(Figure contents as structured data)
(begin)
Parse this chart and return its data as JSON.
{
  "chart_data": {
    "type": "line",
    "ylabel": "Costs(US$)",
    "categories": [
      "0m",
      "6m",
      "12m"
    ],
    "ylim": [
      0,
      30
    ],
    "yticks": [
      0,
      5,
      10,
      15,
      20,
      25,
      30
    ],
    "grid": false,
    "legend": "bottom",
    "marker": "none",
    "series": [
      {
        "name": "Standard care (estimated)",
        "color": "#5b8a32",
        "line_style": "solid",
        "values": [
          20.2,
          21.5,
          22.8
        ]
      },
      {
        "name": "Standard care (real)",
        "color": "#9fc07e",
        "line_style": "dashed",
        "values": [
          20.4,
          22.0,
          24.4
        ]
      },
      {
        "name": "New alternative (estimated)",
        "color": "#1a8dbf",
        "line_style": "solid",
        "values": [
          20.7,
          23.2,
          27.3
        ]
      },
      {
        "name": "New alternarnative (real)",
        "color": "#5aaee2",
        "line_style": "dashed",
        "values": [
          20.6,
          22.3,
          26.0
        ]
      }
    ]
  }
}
(end)
> **Set problem**:
Report the number of lines above containing the word "Standard", with no other text.

> **Problem solution**:
2